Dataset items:
☆ ☆ ☆ ☆ ☆

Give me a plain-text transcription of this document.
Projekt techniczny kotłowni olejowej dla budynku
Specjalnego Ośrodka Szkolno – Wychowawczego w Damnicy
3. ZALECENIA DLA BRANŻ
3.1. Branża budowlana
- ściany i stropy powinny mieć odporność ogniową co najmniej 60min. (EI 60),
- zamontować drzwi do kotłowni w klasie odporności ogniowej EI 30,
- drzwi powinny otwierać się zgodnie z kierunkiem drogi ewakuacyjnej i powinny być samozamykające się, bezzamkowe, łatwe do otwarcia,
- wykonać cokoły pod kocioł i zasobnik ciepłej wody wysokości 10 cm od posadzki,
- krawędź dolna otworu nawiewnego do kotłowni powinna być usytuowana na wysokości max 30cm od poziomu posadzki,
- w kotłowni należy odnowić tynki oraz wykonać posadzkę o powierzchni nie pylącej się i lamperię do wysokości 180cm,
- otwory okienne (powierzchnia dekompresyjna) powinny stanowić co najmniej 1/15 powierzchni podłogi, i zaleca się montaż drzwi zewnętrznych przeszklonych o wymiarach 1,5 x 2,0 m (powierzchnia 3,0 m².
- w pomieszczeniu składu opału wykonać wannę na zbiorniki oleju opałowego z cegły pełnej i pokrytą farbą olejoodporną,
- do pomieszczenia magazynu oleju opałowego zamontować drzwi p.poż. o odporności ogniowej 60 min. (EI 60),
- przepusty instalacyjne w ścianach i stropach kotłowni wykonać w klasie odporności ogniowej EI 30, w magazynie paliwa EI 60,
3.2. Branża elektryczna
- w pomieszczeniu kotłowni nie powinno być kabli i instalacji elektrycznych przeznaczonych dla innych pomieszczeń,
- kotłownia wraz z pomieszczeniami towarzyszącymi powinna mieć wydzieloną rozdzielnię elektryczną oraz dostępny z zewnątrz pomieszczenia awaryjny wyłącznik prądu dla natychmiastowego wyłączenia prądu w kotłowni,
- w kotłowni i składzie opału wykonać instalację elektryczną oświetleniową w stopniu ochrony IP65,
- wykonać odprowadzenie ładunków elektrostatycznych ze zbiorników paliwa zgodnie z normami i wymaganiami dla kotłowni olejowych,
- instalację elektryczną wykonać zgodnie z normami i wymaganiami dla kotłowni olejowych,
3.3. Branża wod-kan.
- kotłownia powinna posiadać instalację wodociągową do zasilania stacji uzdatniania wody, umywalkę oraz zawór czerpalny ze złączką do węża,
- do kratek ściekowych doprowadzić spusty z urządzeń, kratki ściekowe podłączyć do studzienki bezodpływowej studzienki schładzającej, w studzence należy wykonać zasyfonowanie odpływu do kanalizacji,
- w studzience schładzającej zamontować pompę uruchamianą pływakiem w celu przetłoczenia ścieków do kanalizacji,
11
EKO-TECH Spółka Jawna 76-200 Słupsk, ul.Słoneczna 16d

☆ ☆ ☆ ☆ ☆

WHAT IS EXPECTED: Return each line that includes "elektryczną".

EXERCISE ANSWER:
- kotłownia wraz z pomieszczeniami towarzyszącymi powinna mieć wydzieloną rozdzielnię elektryczną oraz dostępny z zewnątrz pomieszczenia awaryjny wyłącznik prądu dla natychmiastowego wyłączenia prądu w kotłowni,
- w kotłowni i składzie opału wykonać instalację elektryczną oświetleniową w stopniu ochrony IP65,
- instalację elektryczną wykonać zgodnie z normami i wymaganiami dla kotłowni olejowych,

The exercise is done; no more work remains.